Written task: Extract the complete data exactly as given.
═════ Dataset extract ═════
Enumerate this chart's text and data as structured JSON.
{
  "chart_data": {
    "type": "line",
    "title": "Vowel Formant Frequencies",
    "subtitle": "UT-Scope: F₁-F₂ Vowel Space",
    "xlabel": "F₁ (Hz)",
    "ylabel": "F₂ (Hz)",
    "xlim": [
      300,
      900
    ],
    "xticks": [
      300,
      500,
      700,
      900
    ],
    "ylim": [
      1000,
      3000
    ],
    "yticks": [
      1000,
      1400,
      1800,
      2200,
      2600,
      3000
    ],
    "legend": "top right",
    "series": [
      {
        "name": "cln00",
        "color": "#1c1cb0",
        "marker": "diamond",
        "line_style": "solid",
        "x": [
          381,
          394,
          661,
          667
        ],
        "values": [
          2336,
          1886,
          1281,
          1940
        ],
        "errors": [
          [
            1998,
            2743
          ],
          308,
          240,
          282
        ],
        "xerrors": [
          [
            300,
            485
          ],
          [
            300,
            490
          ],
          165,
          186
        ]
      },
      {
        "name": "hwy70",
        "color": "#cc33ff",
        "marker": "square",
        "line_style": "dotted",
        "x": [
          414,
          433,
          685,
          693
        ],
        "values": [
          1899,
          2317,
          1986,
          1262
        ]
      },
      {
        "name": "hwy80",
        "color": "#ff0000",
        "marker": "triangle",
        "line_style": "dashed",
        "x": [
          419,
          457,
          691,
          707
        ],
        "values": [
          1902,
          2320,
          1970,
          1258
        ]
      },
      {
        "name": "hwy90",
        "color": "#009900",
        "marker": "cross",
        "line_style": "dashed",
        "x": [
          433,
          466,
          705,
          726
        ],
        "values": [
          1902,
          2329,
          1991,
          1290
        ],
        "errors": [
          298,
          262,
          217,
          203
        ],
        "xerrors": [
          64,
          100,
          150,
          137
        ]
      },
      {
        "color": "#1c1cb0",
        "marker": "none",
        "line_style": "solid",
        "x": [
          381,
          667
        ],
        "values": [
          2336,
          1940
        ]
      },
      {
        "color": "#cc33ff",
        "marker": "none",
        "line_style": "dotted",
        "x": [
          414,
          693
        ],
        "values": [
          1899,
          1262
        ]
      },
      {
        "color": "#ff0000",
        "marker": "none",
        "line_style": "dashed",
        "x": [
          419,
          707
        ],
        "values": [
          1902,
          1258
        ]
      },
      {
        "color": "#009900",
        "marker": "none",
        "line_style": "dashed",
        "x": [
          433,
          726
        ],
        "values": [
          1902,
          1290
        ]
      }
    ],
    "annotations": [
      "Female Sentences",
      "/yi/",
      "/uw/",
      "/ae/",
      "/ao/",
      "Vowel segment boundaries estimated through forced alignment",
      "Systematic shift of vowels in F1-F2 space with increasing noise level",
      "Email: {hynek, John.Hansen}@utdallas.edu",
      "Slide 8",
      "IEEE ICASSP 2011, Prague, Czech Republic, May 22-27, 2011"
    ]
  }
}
═════
Complete response:
Enumerate this chart's text and data as structured JSON.
{
  "chart_data": {
    "type": "line",
    "title": "Vowel Formant Frequencies",
    "subtitle": "UT-Scope: F₁-F₂ Vowel Space",
    "xlabel": "F₁ (Hz)",
    "ylabel": "F₂ (Hz)",
    "xlim": [
      300,
      900
    ],
    "xticks": [
      300,
      500,
      700,
      900
    ],
    "ylim": [
      1000,
      3000
    ],
    "yticks": [
      1000,
      1400,
      1800,
      2200,
      2600,
      3000
    ],
    "legend": "top right",
    "series": [
      {
        "name": "cln00",
        "color": "#1c1cb0",
        "marker": "diamond",
        "line_style": "solid",
        "x": [
          381,
          394,
          661,
          667
        ],
        "values": [
          2336,
          1886,
          1281,
          1940
        ],
        "errors": [
          [
            1998,
            2743
          ],
          308,
          240,
          282
        ],
        "xerrors": [
          [
            300,
            485
          ],
          [
            300,
            490
          ],
          165,
          186
        ]
      },
      {
        "name": "hwy70",
        "color": "#cc33ff",
        "marker": "square",
        "line_style": "dotted",
        "x": [
          414,
          433,
          685,
          693
        ],
        "values": [
          1899,
          2317,
          1986,
          1262
        ]
      },
      {
        "name": "hwy80",
        "color": "#ff0000",
        "marker": "triangle",
        "line_style": "dashed",
        "x": [
          419,
          457,
          691,
          707
        ],
        "values": [
          1902,
          2320,
          1970,
          1258
        ]
      },
      {
        "name": "hwy90",
        "color": "#009900",
        "marker": "cross",
        "line_style": "dashed",
        "x": [
          433,
          466,
          705,
          726
        ],
        "values": [
          1902,
          2329,
          1991,
          1290
        ],
        "errors": [
          298,
          262,
          217,
          203
        ],
        "xerrors": [
          64,
          100,
          150,
          137
        ]
      },
      {
        "color": "#1c1cb0",
        "marker": "none",
        "line_style": "solid",
        "x": [
          381,
          667
        ],
        "values": [
          2336,
          1940
        ]
      },
      {
        "color": "#cc33ff",
        "marker": "none",
        "line_style": "dotted",
        "x": [
          414,
          693
        ],
        "values": [
          1899,
          1262
        ]
      },
      {
        "color": "#ff0000",
        "marker": "none",
        "line_style": "dashed",
        "x": [
          419,
          707
        ],
        "values": [
          1902,
          1258
        ]
      },
      {
        "color": "#009900",
        "marker": "none",
        "line_style": "dashed",
        "x": [
          433,
          726
        ],
        "values": [
          1902,
          1290
        ]
      }
    ],
    "annotations": [
      "Female Sentences",
      "/yi/",
      "/uw/",
      "/ae/",
      "/ao/",
      "Vowel segment boundaries estimated through forced alignment",
      "Systematic shift of vowels in F1-F2 space with increasing noise level",
      "Email: {hynek, John.Hansen}@utdallas.edu",
      "Slide 8",
      "IEEE ICASSP 2011, Prague, Czech Republic, May 22-27, 2011"
    ]
  }
}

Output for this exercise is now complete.